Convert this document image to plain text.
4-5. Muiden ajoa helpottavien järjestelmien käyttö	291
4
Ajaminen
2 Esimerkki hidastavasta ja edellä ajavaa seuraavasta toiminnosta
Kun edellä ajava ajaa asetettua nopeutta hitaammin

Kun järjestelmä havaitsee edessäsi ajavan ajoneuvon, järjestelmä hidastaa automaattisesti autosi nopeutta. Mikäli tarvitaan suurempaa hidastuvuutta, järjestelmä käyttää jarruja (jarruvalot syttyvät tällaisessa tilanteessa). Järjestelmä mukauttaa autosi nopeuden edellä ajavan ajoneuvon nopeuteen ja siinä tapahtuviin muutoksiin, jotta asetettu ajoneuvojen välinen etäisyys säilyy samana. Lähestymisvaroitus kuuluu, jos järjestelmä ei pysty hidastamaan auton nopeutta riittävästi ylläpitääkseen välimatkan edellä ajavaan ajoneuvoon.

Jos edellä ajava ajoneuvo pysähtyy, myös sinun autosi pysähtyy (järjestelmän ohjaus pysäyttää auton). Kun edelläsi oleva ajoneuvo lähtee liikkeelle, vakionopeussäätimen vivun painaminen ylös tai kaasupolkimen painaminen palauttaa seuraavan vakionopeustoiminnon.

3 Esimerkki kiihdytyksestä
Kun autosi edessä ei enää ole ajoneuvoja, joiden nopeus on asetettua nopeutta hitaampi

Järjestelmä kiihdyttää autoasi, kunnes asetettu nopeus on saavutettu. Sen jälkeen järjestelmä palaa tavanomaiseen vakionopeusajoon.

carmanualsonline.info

* * *

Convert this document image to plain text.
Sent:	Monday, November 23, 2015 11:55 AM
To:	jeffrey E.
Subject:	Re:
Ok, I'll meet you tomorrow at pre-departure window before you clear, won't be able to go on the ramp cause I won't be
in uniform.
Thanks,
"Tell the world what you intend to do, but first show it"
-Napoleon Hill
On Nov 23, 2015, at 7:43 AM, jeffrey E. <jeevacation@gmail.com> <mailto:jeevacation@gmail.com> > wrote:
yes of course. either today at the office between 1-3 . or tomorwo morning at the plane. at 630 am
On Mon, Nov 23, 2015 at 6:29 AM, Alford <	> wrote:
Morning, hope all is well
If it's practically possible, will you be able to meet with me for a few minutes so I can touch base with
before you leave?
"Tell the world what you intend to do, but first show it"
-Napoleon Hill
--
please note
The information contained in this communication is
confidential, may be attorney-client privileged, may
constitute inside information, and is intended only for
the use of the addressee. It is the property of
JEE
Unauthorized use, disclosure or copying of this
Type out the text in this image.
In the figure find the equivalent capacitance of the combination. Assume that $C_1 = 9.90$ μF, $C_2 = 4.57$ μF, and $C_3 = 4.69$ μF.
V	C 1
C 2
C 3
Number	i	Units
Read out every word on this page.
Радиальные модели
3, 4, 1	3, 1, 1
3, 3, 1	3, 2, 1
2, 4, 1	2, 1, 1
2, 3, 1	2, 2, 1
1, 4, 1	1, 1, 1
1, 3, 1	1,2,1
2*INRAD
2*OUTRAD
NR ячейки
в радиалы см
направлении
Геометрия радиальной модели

▶ _Work required_: Count the lines of the data that include the string "модели", and give only that number.

▶ _Exercise solution_: 2